Given instruction:
Will you output the entries below exactly, skipping every image they contain?

Records for the task:

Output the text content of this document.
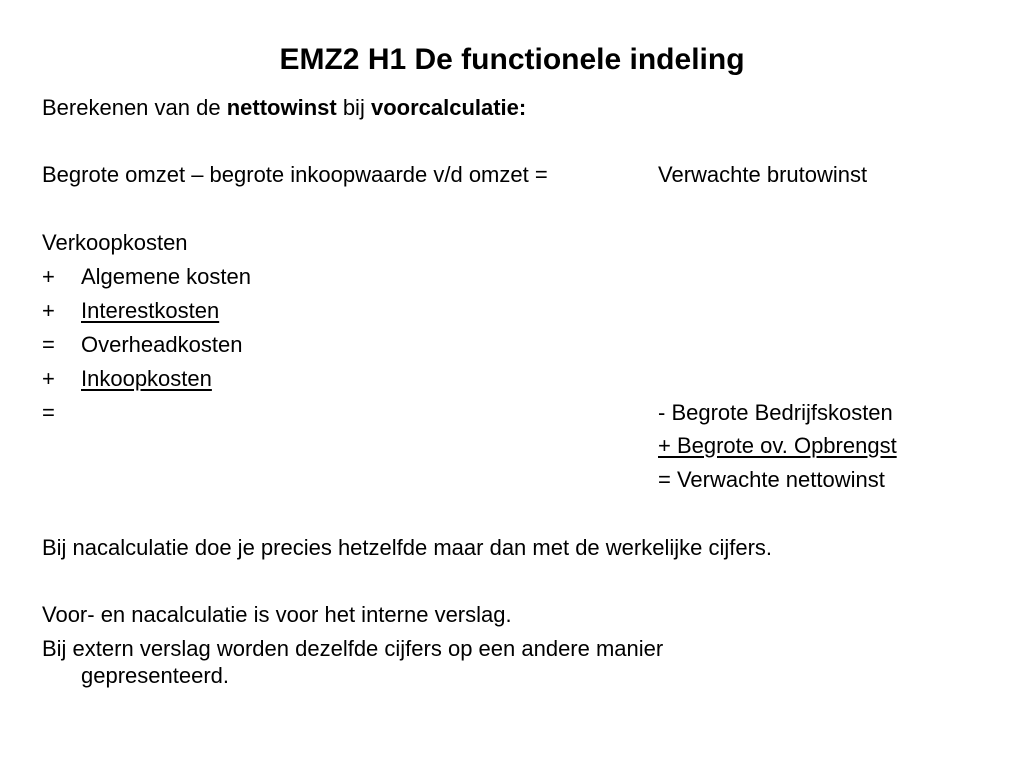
EMZ2 H1 De functionele indeling
Berekenen van de nettowinst bij voorcalculatie:
Begrote omzet – begrote inkoopwaarde v/d omzet =	Verwachte brutowinst
Verkoopkosten
+ Algemene kosten
+ Interestkosten
= Overheadkosten
+ Inkoopkosten
=	- Begrote Bedrijfskosten
+ Begrote ov. Opbrengst
= Verwachte nettowinst
Bij nacalculatie doe je precies hetzelfde maar dan met de werkelijke cijfers.
Voor- en nacalculatie is voor het interne verslag.
Bij extern verslag worden dezelfde cijfers op een andere manier
gepresenteerd.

Output of the task:
Output the text content of this document.
EMZ2 H1 De functionele indeling
Berekenen van de nettowinst bij voorcalculatie:
Begrote omzet – begrote inkoopwaarde v/d omzet =	Verwachte brutowinst
Verkoopkosten
+ Algemene kosten
+ Interestkosten
= Overheadkosten
+ Inkoopkosten
=	- Begrote Bedrijfskosten
+ Begrote ov. Opbrengst
= Verwachte nettowinst
Bij nacalculatie doe je precies hetzelfde maar dan met de werkelijke cijfers.
Voor- en nacalculatie is voor het interne verslag.
Bij extern verslag worden dezelfde cijfers op een andere manier
gepresenteerd.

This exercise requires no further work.